# Start of AVAILABLE DATA

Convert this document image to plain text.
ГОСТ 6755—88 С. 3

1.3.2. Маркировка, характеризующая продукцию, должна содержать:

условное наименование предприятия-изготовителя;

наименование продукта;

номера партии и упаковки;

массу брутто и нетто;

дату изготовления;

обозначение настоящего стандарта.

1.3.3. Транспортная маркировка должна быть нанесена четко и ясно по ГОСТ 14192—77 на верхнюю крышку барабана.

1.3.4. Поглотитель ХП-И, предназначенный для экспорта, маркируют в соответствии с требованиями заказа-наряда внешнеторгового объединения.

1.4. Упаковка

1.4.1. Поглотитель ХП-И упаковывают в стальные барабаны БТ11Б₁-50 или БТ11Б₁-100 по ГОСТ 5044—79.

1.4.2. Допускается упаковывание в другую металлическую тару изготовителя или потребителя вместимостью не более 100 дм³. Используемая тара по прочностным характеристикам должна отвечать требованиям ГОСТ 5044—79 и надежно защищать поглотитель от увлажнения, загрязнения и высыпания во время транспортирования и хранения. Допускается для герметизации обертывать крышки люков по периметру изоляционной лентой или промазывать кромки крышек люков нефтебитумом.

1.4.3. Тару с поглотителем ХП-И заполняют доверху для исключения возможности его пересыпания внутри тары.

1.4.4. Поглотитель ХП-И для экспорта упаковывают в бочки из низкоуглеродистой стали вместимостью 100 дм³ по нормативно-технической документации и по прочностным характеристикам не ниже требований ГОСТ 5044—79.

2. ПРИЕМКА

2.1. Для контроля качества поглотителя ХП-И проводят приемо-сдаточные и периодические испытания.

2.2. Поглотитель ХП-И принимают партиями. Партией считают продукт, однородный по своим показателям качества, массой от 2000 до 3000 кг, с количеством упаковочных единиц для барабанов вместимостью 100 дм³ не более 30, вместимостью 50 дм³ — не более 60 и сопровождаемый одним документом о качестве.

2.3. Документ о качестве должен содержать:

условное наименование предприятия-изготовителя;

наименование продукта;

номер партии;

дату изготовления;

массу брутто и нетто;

# End of AVAILABLE DATA
# Start of AVAILABLE DATA

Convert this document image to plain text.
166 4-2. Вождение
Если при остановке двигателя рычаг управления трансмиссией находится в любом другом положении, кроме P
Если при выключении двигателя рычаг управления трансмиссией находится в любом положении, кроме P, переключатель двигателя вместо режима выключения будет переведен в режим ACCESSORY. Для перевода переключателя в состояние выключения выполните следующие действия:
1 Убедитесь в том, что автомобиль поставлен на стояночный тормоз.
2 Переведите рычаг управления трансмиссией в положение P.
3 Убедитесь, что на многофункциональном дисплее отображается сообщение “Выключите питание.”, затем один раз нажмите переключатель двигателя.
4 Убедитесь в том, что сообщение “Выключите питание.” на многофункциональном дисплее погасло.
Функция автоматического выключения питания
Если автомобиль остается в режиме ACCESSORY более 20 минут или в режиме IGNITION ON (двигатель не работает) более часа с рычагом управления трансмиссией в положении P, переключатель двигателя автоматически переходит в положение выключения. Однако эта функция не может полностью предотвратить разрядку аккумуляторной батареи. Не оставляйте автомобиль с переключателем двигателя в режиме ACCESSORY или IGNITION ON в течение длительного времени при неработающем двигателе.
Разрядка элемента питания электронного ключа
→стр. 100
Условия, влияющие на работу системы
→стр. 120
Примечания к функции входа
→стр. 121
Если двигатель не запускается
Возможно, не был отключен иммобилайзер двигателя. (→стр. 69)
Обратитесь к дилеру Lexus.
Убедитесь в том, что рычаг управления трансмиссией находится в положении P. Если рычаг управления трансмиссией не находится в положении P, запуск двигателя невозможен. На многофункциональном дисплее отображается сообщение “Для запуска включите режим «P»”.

# End of AVAILABLE DATA

## WRITTEN REQUEST:
Write out every line from the entries where "положение" appears.

## IN RESPONSE:
2 Переведите рычаг управления трансмиссией в положение P.
Если автомобиль остается в режиме ACCESSORY более 20 минут или в режиме IGNITION ON (двигатель не работает) более часа с рычагом управления трансмиссией в положении P, переключатель двигателя автоматически переходит в положение выключения. Однако эта функция не может полностью предотвратить разрядку аккумуляторной батареи. Не оставляйте автомобиль с переключателем двигателя в режиме ACCESSORY или IGNITION ON в течение длительного времени при неработающем двигателе.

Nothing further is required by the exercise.